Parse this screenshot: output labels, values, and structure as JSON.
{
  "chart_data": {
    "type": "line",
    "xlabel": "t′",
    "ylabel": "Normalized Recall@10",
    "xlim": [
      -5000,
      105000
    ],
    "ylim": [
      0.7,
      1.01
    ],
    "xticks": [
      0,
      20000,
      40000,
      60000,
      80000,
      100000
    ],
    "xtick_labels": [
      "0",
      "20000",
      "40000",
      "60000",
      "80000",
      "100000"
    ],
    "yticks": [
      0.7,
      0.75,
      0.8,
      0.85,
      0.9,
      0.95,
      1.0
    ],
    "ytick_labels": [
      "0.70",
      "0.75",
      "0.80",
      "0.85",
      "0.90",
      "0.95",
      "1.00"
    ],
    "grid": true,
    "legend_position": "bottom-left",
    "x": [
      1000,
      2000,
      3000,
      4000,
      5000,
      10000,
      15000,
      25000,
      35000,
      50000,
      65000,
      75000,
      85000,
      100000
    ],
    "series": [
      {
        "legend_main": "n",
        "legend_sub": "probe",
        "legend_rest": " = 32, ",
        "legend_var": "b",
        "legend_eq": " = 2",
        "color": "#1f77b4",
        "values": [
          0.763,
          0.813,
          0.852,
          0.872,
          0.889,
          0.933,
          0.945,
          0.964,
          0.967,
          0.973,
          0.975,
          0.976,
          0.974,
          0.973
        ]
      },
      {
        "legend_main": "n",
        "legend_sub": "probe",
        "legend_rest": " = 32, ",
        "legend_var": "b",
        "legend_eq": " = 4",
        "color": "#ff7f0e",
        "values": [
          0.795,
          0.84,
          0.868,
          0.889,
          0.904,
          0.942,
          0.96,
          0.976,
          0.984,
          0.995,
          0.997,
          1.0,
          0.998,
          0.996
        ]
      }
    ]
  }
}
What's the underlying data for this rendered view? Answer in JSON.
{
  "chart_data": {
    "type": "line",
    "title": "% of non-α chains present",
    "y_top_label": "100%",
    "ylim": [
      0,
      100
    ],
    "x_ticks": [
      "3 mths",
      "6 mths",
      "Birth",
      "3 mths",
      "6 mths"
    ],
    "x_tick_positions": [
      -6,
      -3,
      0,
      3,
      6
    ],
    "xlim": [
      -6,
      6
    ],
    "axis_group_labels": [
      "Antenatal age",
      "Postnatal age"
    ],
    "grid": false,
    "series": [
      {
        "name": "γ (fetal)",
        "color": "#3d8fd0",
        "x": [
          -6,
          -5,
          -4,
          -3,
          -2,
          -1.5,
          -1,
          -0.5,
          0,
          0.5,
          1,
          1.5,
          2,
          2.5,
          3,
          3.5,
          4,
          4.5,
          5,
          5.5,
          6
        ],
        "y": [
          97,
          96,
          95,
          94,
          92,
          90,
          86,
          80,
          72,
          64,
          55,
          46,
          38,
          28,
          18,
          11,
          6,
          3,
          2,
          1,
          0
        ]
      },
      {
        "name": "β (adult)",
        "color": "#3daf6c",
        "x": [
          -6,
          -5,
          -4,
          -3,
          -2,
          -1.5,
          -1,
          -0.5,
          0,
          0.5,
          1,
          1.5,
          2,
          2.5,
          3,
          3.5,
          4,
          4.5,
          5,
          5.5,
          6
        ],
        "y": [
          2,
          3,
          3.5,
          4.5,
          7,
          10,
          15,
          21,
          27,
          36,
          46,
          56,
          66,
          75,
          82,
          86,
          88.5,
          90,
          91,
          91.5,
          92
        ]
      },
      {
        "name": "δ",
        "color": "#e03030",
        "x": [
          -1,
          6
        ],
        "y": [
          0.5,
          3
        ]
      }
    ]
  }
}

....

STATED GOAL - Identify each line holding the string "color", and copy it out.

COMPLETE OUTPUT -
        "color": "#1f77b4",
        "color": "#ff7f0e",
        "color": "#3d8fd0",
        "color": "#3daf6c",
        "color": "#e03030",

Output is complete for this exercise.